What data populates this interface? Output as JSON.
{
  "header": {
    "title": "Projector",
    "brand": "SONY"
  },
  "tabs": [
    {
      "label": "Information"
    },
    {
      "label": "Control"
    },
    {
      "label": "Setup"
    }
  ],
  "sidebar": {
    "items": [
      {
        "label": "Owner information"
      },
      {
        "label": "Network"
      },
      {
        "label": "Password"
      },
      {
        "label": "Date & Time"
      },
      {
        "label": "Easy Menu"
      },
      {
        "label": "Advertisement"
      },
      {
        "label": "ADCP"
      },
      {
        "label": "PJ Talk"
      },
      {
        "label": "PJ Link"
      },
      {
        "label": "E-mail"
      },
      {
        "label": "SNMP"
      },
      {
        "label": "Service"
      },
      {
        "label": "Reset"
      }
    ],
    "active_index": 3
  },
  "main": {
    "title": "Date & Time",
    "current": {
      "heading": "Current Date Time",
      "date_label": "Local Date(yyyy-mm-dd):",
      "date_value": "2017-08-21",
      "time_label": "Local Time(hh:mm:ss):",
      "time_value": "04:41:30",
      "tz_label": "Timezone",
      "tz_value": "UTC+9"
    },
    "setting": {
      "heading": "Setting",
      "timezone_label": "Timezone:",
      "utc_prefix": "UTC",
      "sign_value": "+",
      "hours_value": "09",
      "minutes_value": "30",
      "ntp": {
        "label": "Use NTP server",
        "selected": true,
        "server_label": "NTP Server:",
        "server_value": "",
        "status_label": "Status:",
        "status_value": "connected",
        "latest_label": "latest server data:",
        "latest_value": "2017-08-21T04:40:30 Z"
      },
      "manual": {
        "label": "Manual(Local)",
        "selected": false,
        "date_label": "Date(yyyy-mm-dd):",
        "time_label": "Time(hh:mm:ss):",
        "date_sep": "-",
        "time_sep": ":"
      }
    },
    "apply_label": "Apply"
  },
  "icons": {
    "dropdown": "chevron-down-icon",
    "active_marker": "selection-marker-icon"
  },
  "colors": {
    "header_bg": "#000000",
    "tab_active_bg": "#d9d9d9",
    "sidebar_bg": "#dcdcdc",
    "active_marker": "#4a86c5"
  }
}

---

*Aim of the task*. Write out every entry verbatim.

*Reply*.
What data populates this interface? Output as JSON.
{
  "header": {
    "title": "Projector",
    "brand": "SONY"
  },
  "tabs": [
    {
      "label": "Information"
    },
    {
      "label": "Control"
    },
    {
      "label": "Setup"
    }
  ],
  "sidebar": {
    "items": [
      {
        "label": "Owner information"
      },
      {
        "label": "Network"
      },
      {
        "label": "Password"
      },
      {
        "label": "Date & Time"
      },
      {
        "label": "Easy Menu"
      },
      {
        "label": "Advertisement"
      },
      {
        "label": "ADCP"
      },
      {
        "label": "PJ Talk"
      },
      {
        "label": "PJ Link"
      },
      {
        "label": "E-mail"
      },
      {
        "label": "SNMP"
      },
      {
        "label": "Service"
      },
      {
        "label": "Reset"
      }
    ],
    "active_index": 3
  },
  "main": {
    "title": "Date & Time",
    "current": {
      "heading": "Current Date Time",
      "date_label": "Local Date(yyyy-mm-dd):",
      "date_value": "2017-08-21",
      "time_label": "Local Time(hh:mm:ss):",
      "time_value": "04:41:30",
      "tz_label": "Timezone",
      "tz_value": "UTC+9"
    },
    "setting": {
      "heading": "Setting",
      "timezone_label": "Timezone:",
      "utc_prefix": "UTC",
      "sign_value": "+",
      "hours_value": "09",
      "minutes_value": "30",
      "ntp": {
        "label": "Use NTP server",
        "selected": true,
        "server_label": "NTP Server:",
        "server_value": "",
        "status_label": "Status:",
        "status_value": "connected",
        "latest_label": "latest server data:",
        "latest_value": "2017-08-21T04:40:30 Z"
      },
      "manual": {
        "label": "Manual(Local)",
        "selected": false,
        "date_label": "Date(yyyy-mm-dd):",
        "time_label": "Time(hh:mm:ss):",
        "date_sep": "-",
        "time_sep": ":"
      }
    },
    "apply_label": "Apply"
  },
  "icons": {
    "dropdown": "chevron-down-icon",
    "active_marker": "selection-marker-icon"
  },
  "colors": {
    "header_bg": "#000000",
    "tab_active_bg": "#d9d9d9",
    "sidebar_bg": "#dcdcdc",
    "active_marker": "#4a86c5"
  }
}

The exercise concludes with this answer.